* **Extracted records**
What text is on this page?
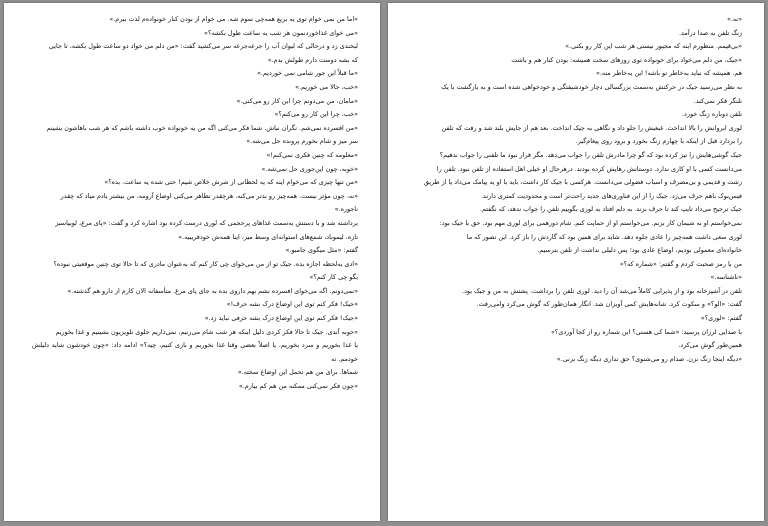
«اما من نمی خوام توی یه بریع همه‌چی تموم شه. می خوام از بودن کنار خونواده‌م لذت ببرم.»

«می خوای غذاخوردنمون هر شب یه ساعت طول بکشه؟»

لبخندی زد و درحالی که لیوان آب را جرعه‌جرعه سر می‌کشید گفت: «من دلم می خواد دو ساعت طول بکشه، تا جایی

که بشه دوست دارم طولش بدم.»

«ما قبلاً این جور شامی نمی خوردیم.»

«خب، حالا می خوریم.»

«مامان، من می‌دونم چرا این کار رو می‌کنی.»

«خب، چرا این کار رو می‌کنم؟»

«من افسرده نمی‌شم. نگران نباش. شما فکر می‌کنی اگه من یه خونواده‌ خوب داشته باشم که هر شب باهاشون بشینم

سر میز و شام بخورم پرونده حل می‌شه.»

«معلومه که چنین فکری نمی‌کنم!»

«خوبه، چون این‌جوری حل نمی‌شه.»

«من تنها چیزی که می‌خوام اینه که یه لحظاتی از شرش خلاص شیم! حتی شده یه ساعت. بده؟»

«نه، چون مؤثر نیست. همه‌چیز رو بدتر می‌کنه. هرچقدر تظاهر می‌کنی اوضاع آرومه، من بیشتر یادم میاد که چقدر

ناجوره.»

برداشته شد و با دستش به‌سمت غذاهای پرحجمی که لوری درست کرده بود اشاره کرد و گفت: «پای مرغ، لوبیاسبز

تازه، لیموناد، شمع‌های استوانه‌ای وسط میز، اینا همه‌ش خودفریبیه.»

گفتم: «مثل میگوی جامبو.»

«ادی یه‌لحظه اجازه بده. جیک تو از من می‌خوای چی کار کنم که به‌عنوان مادری که تا حالا توی چنین موقعیتی نبوده؟

بگو چی کار کنم؟»

«نمی‌دونم. اگه می‌خوای افسرده نشم بهم داروی بده به جای پای مرغ. متأسفانه الان کارم از دارو هم گذشته.»

«جیک! فکر کنم توی این اوضاع درک بشه حرف!»

«جیک! فکر کنم توی این اوضاع درک بشه حرفی نباید زد.»

«خوبه آندی. جیک تا حالا فکر کردی دلیل اینکه هر شب شام می‌زنیم، نمی‌ذاریم جلوی تلویزیون بشینیم و غذا بخوریم

یا غذا بخوریم و سرد بخوریم، یا اصلاً بعضی وقتا غذا نخوریم و بازی کنیم، چیه؟» ادامه داد: «چون خودشون شاید دلیلش خودمم. نه

شماها. برای من هم تحمل این اوضاع سخته.»

«چون فکر نمی‌کنی ممکنه من هم کم بیارم.»

«نه.»

زنگ تلفن به صدا درآمد.

«بی‌قیمم. منظورم اینه که مجبور نیستی هر شب این کار رو بکنی.»

«جیک، من دلم می‌خواد برای خونواده توی روزهای سخت همیشه: بودن کنار هم و باشت

هم. همیشه که نباید به‌خاطر تو باشه! این یه‌خاطر منه.»

به نظر می‌رسید جیک در حرکتش به‌سمت بزرگسالی دچار خودشیفتگی و خودخواهی شده است و به بازگشت با یک

تلنگر فکر نمی‌کند.

تلفن دوباره زنگ خورد.

لوری ابروانش را بالا انداخت. غبغبش را جلو داد و نگاهی به جیک انداخت. بعد هم از جایش بلند شد و رفت که تلفن

را بردارد قبل از اینکه با چهارم زنگ بخورد و برود روی پیغام‌گیر.

جیک گوشی‌هایش را تیز کرده بود که گو چرا مادرش تلفن را جواب می‌دهد. مگر قرار نبود ما تلفنی را جواب ندهیم؟

می‌دانست کسی با او کاری ندارد. دوستانش رهایش کرده بودند. درهرحال او خیلی اهل استفاده از تلفن نبود. تلفن را

زشت و قدیمی و بی‌مصرف و اسباب فضولی می‌دانست. هرکسی با جیک کار داشت، باید با او یه پیامک می‌داد یا از طریق

فیس‌بوک باهم حرف می‌زد. جیک را از این فناوری‌های جدید راحت‌تر است و محدودیت کمتری دارند.

جیک ترجیح می‌داد تایپ کند تا حرف بزند. به دلم افتاد به لوری بگوییم تلفن را جواب ندهد، که نگفتم.

نمی‌خواستم او به شیمان کار بزنم. می‌خواستم او از حمایت کنم. شام دورهمی برای لوری مهم بود. حق با جیک بود:

لوری سعی داشت همه‌چیز را عادی جلوه دهد. شاید برای همین بود که گاردش را باز کرد. این تصور که ما

خانواده‌ای معمولی بودیم، اوضاع عادی بود؛ پس دلیلی نداشت از تلفن بترسیم.

من با رمز صحبت کردم و گفتم: «شماره که؟»

«ناشناسه.»

تلفن در آشپزخانه بود و از پذیرایی کاملاً می‌شد آن را دید. لوری تلفن را برداشت. پشتش به من و جیک بود.

گفت: «الو؟» و سکوت کرد. شانه‌هایش کمی آویزان شد. انگار همان‌طور که گوش می‌کرد وامی‌رفت.

گفتم: «لوری؟»

با صدایی لرزان پرسید: «شما کی هستی؟ این شماره رو از کجا آوردی؟»

همین‌طور گوش می‌کرد.

«دیگه اینجا زنگ نزن. صدام رو می‌شنوی؟ حق نداری دیگه زنگ بزنی.»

* **WORK TO COMPLETE**
Transcribe the listing in full. Omit the pictures and keep every line exact.

* **ANSWER**
What text is on this page?
«اما من نمی خوام توی یه بریع همه‌چی تموم شه. می خوام از بودن کنار خونواده‌م لذت ببرم.»

«می خوای غذاخوردنمون هر شب یه ساعت طول بکشه؟»

لبخندی زد و درحالی که لیوان آب را جرعه‌جرعه سر می‌کشید گفت: «من دلم می خواد دو ساعت طول بکشه، تا جایی

که بشه دوست دارم طولش بدم.»

«ما قبلاً این جور شامی نمی خوردیم.»

«خب، حالا می خوریم.»

«مامان، من می‌دونم چرا این کار رو می‌کنی.»

«خب، چرا این کار رو می‌کنم؟»

«من افسرده نمی‌شم. نگران نباش. شما فکر می‌کنی اگه من یه خونواده‌ خوب داشته باشم که هر شب باهاشون بشینم

سر میز و شام بخورم پرونده حل می‌شه.»

«معلومه که چنین فکری نمی‌کنم!»

«خوبه، چون این‌جوری حل نمی‌شه.»

«من تنها چیزی که می‌خوام اینه که یه لحظاتی از شرش خلاص شیم! حتی شده یه ساعت. بده؟»

«نه، چون مؤثر نیست. همه‌چیز رو بدتر می‌کنه. هرچقدر تظاهر می‌کنی اوضاع آرومه، من بیشتر یادم میاد که چقدر

ناجوره.»

برداشته شد و با دستش به‌سمت غذاهای پرحجمی که لوری درست کرده بود اشاره کرد و گفت: «پای مرغ، لوبیاسبز

تازه، لیموناد، شمع‌های استوانه‌ای وسط میز، اینا همه‌ش خودفریبیه.»

گفتم: «مثل میگوی جامبو.»

«ادی یه‌لحظه اجازه بده. جیک تو از من می‌خوای چی کار کنم که به‌عنوان مادری که تا حالا توی چنین موقعیتی نبوده؟

بگو چی کار کنم؟»

«نمی‌دونم. اگه می‌خوای افسرده نشم بهم داروی بده به جای پای مرغ. متأسفانه الان کارم از دارو هم گذشته.»

«جیک! فکر کنم توی این اوضاع درک بشه حرف!»

«جیک! فکر کنم توی این اوضاع درک بشه حرفی نباید زد.»

«خوبه آندی. جیک تا حالا فکر کردی دلیل اینکه هر شب شام می‌زنیم، نمی‌ذاریم جلوی تلویزیون بشینیم و غذا بخوریم

یا غذا بخوریم و سرد بخوریم، یا اصلاً بعضی وقتا غذا نخوریم و بازی کنیم، چیه؟» ادامه داد: «چون خودشون شاید دلیلش خودمم. نه

شماها. برای من هم تحمل این اوضاع سخته.»

«چون فکر نمی‌کنی ممکنه من هم کم بیارم.»

«نه.»

زنگ تلفن به صدا درآمد.

«بی‌قیمم. منظورم اینه که مجبور نیستی هر شب این کار رو بکنی.»

«جیک، من دلم می‌خواد برای خونواده توی روزهای سخت همیشه: بودن کنار هم و باشت

هم. همیشه که نباید به‌خاطر تو باشه! این یه‌خاطر منه.»

به نظر می‌رسید جیک در حرکتش به‌سمت بزرگسالی دچار خودشیفتگی و خودخواهی شده است و به بازگشت با یک

تلنگر فکر نمی‌کند.

تلفن دوباره زنگ خورد.

لوری ابروانش را بالا انداخت. غبغبش را جلو داد و نگاهی به جیک انداخت. بعد هم از جایش بلند شد و رفت که تلفن

را بردارد قبل از اینکه با چهارم زنگ بخورد و برود روی پیغام‌گیر.

جیک گوشی‌هایش را تیز کرده بود که گو چرا مادرش تلفن را جواب می‌دهد. مگر قرار نبود ما تلفنی را جواب ندهیم؟

می‌دانست کسی با او کاری ندارد. دوستانش رهایش کرده بودند. درهرحال او خیلی اهل استفاده از تلفن نبود. تلفن را

زشت و قدیمی و بی‌مصرف و اسباب فضولی می‌دانست. هرکسی با جیک کار داشت، باید با او یه پیامک می‌داد یا از طریق

فیس‌بوک باهم حرف می‌زد. جیک را از این فناوری‌های جدید راحت‌تر است و محدودیت کمتری دارند.

جیک ترجیح می‌داد تایپ کند تا حرف بزند. به دلم افتاد به لوری بگوییم تلفن را جواب ندهد، که نگفتم.

نمی‌خواستم او به شیمان کار بزنم. می‌خواستم او از حمایت کنم. شام دورهمی برای لوری مهم بود. حق با جیک بود:

لوری سعی داشت همه‌چیز را عادی جلوه دهد. شاید برای همین بود که گاردش را باز کرد. این تصور که ما

خانواده‌ای معمولی بودیم، اوضاع عادی بود؛ پس دلیلی نداشت از تلفن بترسیم.

من با رمز صحبت کردم و گفتم: «شماره که؟»

«ناشناسه.»

تلفن در آشپزخانه بود و از پذیرایی کاملاً می‌شد آن را دید. لوری تلفن را برداشت. پشتش به من و جیک بود.

گفت: «الو؟» و سکوت کرد. شانه‌هایش کمی آویزان شد. انگار همان‌طور که گوش می‌کرد وامی‌رفت.

گفتم: «لوری؟»

با صدایی لرزان پرسید: «شما کی هستی؟ این شماره رو از کجا آوردی؟»

همین‌طور گوش می‌کرد.

«دیگه اینجا زنگ نزن. صدام رو می‌شنوی؟ حق نداری دیگه زنگ بزنی.»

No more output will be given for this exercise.